● **LISTING**
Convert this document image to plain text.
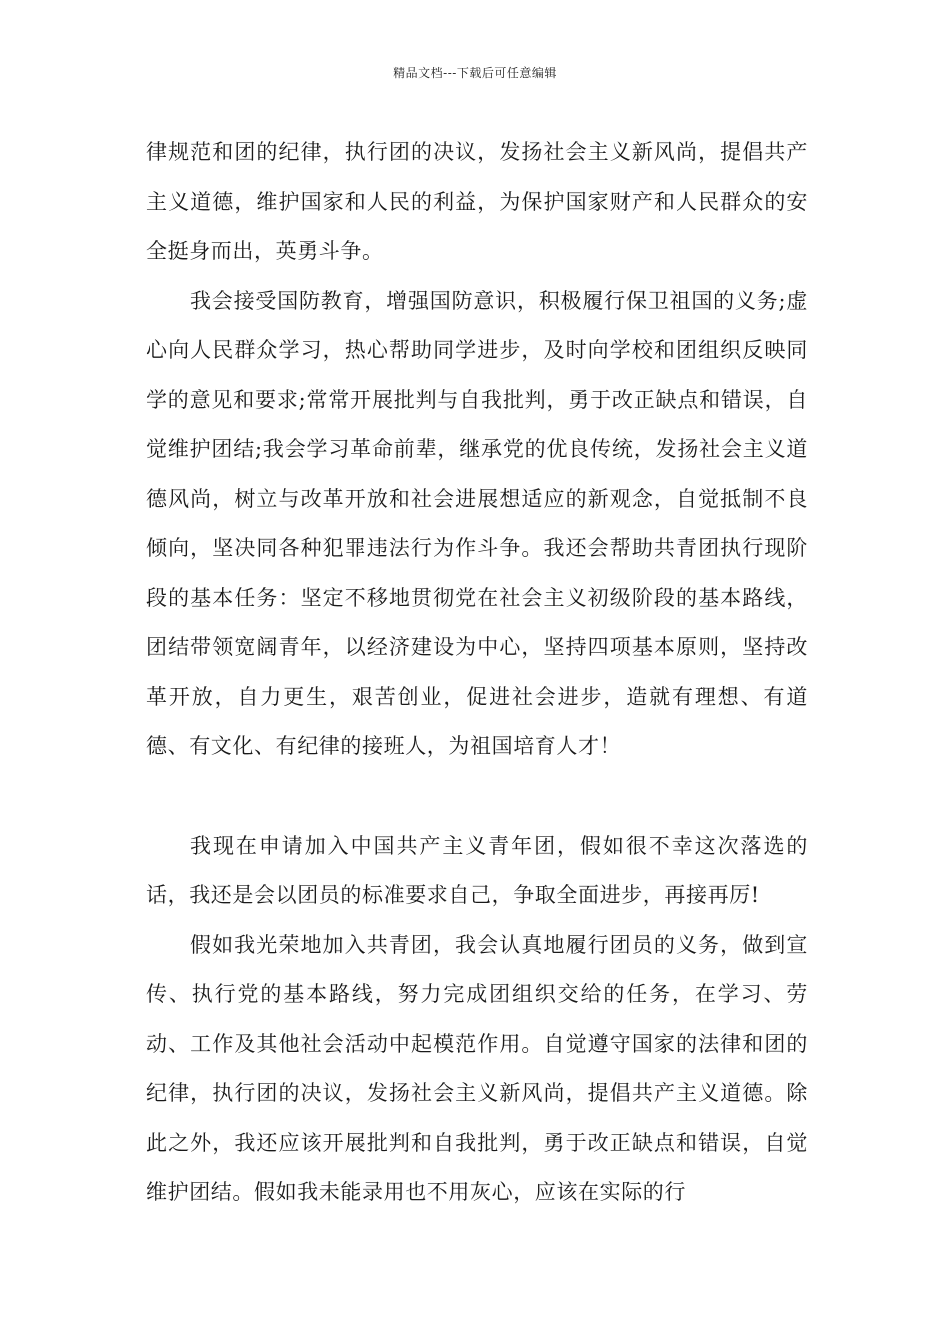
精品文档---下载后可任意编辑

律规范和团的纪律，执行团的决议，发扬社会主义新风尚，提倡共产主义道德，维护国家和人民的利益，为保护国家财产和人民群众的安全挺身而出，英勇斗争。

我会接受国防教育，增强国防意识，积极履行保卫祖国的义务;虚心向人民群众学习，热心帮助同学进步，及时向学校和团组织反映同学的意见和要求;常常开展批判与自我批判，勇于改正缺点和错误，自觉维护团结;我会学习革命前辈，继承党的优良传统，发扬社会主义道德风尚，树立与改革开放和社会进展想适应的新观念，自觉抵制不良倾向，坚决同各种犯罪违法行为作斗争。我还会帮助共青团执行现阶段的基本任务：坚定不移地贯彻党在社会主义初级阶段的基本路线，团结带领宽阔青年，以经济建设为中心，坚持四项基本原则，坚持改革开放，自力更生，艰苦创业，促进社会进步，造就有理想、有道德、有文化、有纪律的接班人，为祖国培育人才！

我现在申请加入中国共产主义青年团，假如很不幸这次落选的话，我还是会以团员的标准要求自己，争取全面进步，再接再厉!

假如我光荣地加入共青团，我会认真地履行团员的义务，做到宣传、执行党的基本路线，努力完成团组织交给的任务，在学习、劳动、工作及其他社会活动中起模范作用。自觉遵守国家的法律和团的纪律，执行团的决议，发扬社会主义新风尚，提倡共产主义道德。除此之外，我还应该开展批判和自我批判，勇于改正缺点和错误，自觉维护团结。假如我未能录用也不用灰心，应该在实际的行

● **EXERCISE**
Return every line of the preceding records in which the word "发扬社会主义新风尚" appears.

● **ANSWER TO THIS PROBLEM**
律规范和团的纪律，执行团的决议，发扬社会主义新风尚，提倡共产主义道德，维护国家和人民的利益，为保护国家财产和人民群众的安全挺身而出，英勇斗争。
假如我光荣地加入共青团，我会认真地履行团员的义务，做到宣传、执行党的基本路线，努力完成团组织交给的任务，在学习、劳动、工作及其他社会活动中起模范作用。自觉遵守国家的法律和团的纪律，执行团的决议，发扬社会主义新风尚，提倡共产主义道德。除此之外，我还应该开展批判和自我批判，勇于改正缺点和错误，自觉维护团结。假如我未能录用也不用灰心，应该在实际的行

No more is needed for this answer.